Short exercise - Scan the material for the word "Pfrommer", and copy each line where it shows up.
start Exercise inputs
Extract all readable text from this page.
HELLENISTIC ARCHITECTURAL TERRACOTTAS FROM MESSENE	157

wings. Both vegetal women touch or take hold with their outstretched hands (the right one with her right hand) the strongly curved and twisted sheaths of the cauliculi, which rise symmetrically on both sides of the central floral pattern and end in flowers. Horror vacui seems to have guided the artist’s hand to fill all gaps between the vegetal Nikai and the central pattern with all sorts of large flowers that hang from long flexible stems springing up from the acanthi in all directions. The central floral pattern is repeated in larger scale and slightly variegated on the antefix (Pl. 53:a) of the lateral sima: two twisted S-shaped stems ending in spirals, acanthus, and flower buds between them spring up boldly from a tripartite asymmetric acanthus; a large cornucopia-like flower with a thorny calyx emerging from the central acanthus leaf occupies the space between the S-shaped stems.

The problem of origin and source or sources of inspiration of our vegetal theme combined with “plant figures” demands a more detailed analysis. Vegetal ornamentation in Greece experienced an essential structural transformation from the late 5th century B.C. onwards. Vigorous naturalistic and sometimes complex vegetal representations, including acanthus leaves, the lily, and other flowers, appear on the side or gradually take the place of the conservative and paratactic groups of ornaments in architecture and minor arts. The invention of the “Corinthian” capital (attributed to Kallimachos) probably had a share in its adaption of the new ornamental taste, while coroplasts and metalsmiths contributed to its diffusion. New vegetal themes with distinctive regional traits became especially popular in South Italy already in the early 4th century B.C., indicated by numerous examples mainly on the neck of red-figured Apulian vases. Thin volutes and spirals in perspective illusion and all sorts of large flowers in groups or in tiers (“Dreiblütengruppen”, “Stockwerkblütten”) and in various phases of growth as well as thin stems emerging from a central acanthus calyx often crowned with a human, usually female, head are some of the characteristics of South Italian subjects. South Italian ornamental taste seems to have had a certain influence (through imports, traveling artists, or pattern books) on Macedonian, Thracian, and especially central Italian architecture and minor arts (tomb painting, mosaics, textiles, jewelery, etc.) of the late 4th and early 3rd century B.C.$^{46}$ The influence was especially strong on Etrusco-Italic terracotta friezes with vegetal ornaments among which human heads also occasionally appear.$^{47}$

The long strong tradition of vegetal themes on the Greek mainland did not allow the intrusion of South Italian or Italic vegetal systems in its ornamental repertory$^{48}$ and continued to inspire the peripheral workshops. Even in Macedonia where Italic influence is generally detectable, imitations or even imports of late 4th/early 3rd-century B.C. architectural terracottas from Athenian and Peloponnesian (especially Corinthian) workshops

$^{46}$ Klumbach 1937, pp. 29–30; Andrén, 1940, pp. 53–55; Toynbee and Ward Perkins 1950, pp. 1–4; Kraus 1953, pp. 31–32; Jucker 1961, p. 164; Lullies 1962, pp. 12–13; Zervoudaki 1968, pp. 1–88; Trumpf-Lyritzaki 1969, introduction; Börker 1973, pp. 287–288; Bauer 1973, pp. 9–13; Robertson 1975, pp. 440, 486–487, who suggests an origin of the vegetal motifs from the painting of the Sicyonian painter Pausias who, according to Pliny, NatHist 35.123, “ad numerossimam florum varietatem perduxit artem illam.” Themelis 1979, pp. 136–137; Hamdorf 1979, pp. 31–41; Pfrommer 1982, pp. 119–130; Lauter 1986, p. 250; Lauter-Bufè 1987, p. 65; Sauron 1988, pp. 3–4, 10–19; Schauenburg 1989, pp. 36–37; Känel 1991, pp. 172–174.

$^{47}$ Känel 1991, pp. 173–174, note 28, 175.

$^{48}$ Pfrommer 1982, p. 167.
end Exercise inputs
Response -
$^{46}$ Klumbach 1937, pp. 29–30; Andrén, 1940, pp. 53–55; Toynbee and Ward Perkins 1950, pp. 1–4; Kraus 1953, pp. 31–32; Jucker 1961, p. 164; Lullies 1962, pp. 12–13; Zervoudaki 1968, pp. 1–88; Trumpf-Lyritzaki 1969, introduction; Börker 1973, pp. 287–288; Bauer 1973, pp. 9–13; Robertson 1975, pp. 440, 486–487, who suggests an origin of the vegetal motifs from the painting of the Sicyonian painter Pausias who, according to Pliny, NatHist 35.123, “ad numerossimam florum varietatem perduxit artem illam.” Themelis 1979, pp. 136–137; Hamdorf 1979, pp. 31–41; Pfrommer 1982, pp. 119–130; Lauter 1986, p. 250; Lauter-Bufè 1987, p. 65; Sauron 1988, pp. 3–4, 10–19; Schauenburg 1989, pp. 36–37; Känel 1991, pp. 172–174.
$^{48}$ Pfrommer 1982, p. 167.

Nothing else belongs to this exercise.